(Recorded data)
══════════════════════════════

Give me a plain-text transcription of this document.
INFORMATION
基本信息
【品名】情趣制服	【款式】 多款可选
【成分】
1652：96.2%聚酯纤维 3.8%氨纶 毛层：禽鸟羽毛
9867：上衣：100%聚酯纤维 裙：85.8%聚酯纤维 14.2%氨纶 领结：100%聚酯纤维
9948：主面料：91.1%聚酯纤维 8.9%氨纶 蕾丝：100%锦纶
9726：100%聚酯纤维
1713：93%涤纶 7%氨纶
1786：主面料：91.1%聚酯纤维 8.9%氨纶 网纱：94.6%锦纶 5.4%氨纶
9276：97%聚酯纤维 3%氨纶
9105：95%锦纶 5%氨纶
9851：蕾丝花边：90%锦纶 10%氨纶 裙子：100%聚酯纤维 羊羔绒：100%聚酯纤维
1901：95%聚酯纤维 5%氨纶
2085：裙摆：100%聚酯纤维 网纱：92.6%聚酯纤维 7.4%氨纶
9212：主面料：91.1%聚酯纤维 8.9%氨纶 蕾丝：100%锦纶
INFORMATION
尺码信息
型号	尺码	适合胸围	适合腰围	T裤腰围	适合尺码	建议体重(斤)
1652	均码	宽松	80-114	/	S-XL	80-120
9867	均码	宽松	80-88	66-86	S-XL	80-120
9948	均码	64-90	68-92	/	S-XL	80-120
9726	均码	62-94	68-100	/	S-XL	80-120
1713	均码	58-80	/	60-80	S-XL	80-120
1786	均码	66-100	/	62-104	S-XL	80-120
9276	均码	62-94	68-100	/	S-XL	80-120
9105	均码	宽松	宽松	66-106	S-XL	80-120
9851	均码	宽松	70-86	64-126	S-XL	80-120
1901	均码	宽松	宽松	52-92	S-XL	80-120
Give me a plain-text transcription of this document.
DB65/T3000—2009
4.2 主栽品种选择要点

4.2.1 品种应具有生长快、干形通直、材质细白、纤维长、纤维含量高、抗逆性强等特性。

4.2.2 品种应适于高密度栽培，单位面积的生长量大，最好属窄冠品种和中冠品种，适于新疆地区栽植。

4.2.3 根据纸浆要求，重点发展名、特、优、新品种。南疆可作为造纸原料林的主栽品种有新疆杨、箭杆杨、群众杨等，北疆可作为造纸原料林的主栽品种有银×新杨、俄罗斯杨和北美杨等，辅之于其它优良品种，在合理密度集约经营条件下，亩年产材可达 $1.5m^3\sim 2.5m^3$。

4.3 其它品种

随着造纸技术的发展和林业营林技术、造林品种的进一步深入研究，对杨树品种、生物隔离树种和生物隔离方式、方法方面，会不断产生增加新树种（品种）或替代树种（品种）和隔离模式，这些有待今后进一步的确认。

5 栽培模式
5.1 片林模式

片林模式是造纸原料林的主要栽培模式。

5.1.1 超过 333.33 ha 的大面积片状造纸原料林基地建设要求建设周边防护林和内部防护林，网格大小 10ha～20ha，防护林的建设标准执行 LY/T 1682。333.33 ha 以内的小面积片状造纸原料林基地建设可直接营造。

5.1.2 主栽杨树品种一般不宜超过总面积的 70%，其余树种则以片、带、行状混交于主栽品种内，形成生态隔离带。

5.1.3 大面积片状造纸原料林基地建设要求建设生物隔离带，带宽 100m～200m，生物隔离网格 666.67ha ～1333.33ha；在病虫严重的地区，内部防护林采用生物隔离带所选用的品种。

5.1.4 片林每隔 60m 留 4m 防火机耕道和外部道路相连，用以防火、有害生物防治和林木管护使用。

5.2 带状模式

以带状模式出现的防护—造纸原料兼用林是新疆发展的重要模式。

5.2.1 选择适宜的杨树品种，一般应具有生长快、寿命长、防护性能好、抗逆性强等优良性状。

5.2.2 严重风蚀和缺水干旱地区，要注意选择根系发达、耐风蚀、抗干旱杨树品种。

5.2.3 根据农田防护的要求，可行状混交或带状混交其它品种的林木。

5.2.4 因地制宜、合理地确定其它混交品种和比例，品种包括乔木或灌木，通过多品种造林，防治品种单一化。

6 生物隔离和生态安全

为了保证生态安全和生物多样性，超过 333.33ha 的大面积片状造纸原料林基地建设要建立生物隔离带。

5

══════════════════════════════

#### [SET TASK]
All of the lines above need to be given again exactly.

#### [WRITTEN RESPONSE]
Give me a plain-text transcription of this document.
INFORMATION
基本信息
【品名】情趣制服	【款式】 多款可选
【成分】
1652：96.2%聚酯纤维 3.8%氨纶 毛层：禽鸟羽毛
9867：上衣：100%聚酯纤维 裙：85.8%聚酯纤维 14.2%氨纶 领结：100%聚酯纤维
9948：主面料：91.1%聚酯纤维 8.9%氨纶 蕾丝：100%锦纶
9726：100%聚酯纤维
1713：93%涤纶 7%氨纶
1786：主面料：91.1%聚酯纤维 8.9%氨纶 网纱：94.6%锦纶 5.4%氨纶
9276：97%聚酯纤维 3%氨纶
9105：95%锦纶 5%氨纶
9851：蕾丝花边：90%锦纶 10%氨纶 裙子：100%聚酯纤维 羊羔绒：100%聚酯纤维
1901：95%聚酯纤维 5%氨纶
2085：裙摆：100%聚酯纤维 网纱：92.6%聚酯纤维 7.4%氨纶
9212：主面料：91.1%聚酯纤维 8.9%氨纶 蕾丝：100%锦纶
INFORMATION
尺码信息
型号	尺码	适合胸围	适合腰围	T裤腰围	适合尺码	建议体重(斤)
1652	均码	宽松	80-114	/	S-XL	80-120
9867	均码	宽松	80-88	66-86	S-XL	80-120
9948	均码	64-90	68-92	/	S-XL	80-120
9726	均码	62-94	68-100	/	S-XL	80-120
1713	均码	58-80	/	60-80	S-XL	80-120
1786	均码	66-100	/	62-104	S-XL	80-120
9276	均码	62-94	68-100	/	S-XL	80-120
9105	均码	宽松	宽松	66-106	S-XL	80-120
9851	均码	宽松	70-86	64-126	S-XL	80-120
1901	均码	宽松	宽松	52-92	S-XL	80-120
Give me a plain-text transcription of this document.
DB65/T3000—2009
4.2 主栽品种选择要点

4.2.1 品种应具有生长快、干形通直、材质细白、纤维长、纤维含量高、抗逆性强等特性。

4.2.2 品种应适于高密度栽培，单位面积的生长量大，最好属窄冠品种和中冠品种，适于新疆地区栽植。

4.2.3 根据纸浆要求，重点发展名、特、优、新品种。南疆可作为造纸原料林的主栽品种有新疆杨、箭杆杨、群众杨等，北疆可作为造纸原料林的主栽品种有银×新杨、俄罗斯杨和北美杨等，辅之于其它优良品种，在合理密度集约经营条件下，亩年产材可达 $1.5m^3\sim 2.5m^3$。

4.3 其它品种

随着造纸技术的发展和林业营林技术、造林品种的进一步深入研究，对杨树品种、生物隔离树种和生物隔离方式、方法方面，会不断产生增加新树种（品种）或替代树种（品种）和隔离模式，这些有待今后进一步的确认。

5 栽培模式
5.1 片林模式

片林模式是造纸原料林的主要栽培模式。

5.1.1 超过 333.33 ha 的大面积片状造纸原料林基地建设要求建设周边防护林和内部防护林，网格大小 10ha～20ha，防护林的建设标准执行 LY/T 1682。333.33 ha 以内的小面积片状造纸原料林基地建设可直接营造。

5.1.2 主栽杨树品种一般不宜超过总面积的 70%，其余树种则以片、带、行状混交于主栽品种内，形成生态隔离带。

5.1.3 大面积片状造纸原料林基地建设要求建设生物隔离带，带宽 100m～200m，生物隔离网格 666.67ha ～1333.33ha；在病虫严重的地区，内部防护林采用生物隔离带所选用的品种。

5.1.4 片林每隔 60m 留 4m 防火机耕道和外部道路相连，用以防火、有害生物防治和林木管护使用。

5.2 带状模式

以带状模式出现的防护—造纸原料兼用林是新疆发展的重要模式。

5.2.1 选择适宜的杨树品种，一般应具有生长快、寿命长、防护性能好、抗逆性强等优良性状。

5.2.2 严重风蚀和缺水干旱地区，要注意选择根系发达、耐风蚀、抗干旱杨树品种。

5.2.3 根据农田防护的要求，可行状混交或带状混交其它品种的林木。

5.2.4 因地制宜、合理地确定其它混交品种和比例，品种包括乔木或灌木，通过多品种造林，防治品种单一化。

6 生物隔离和生态安全

为了保证生态安全和生物多样性，超过 333.33ha 的大面积片状造纸原料林基地建设要建立生物隔离带。

5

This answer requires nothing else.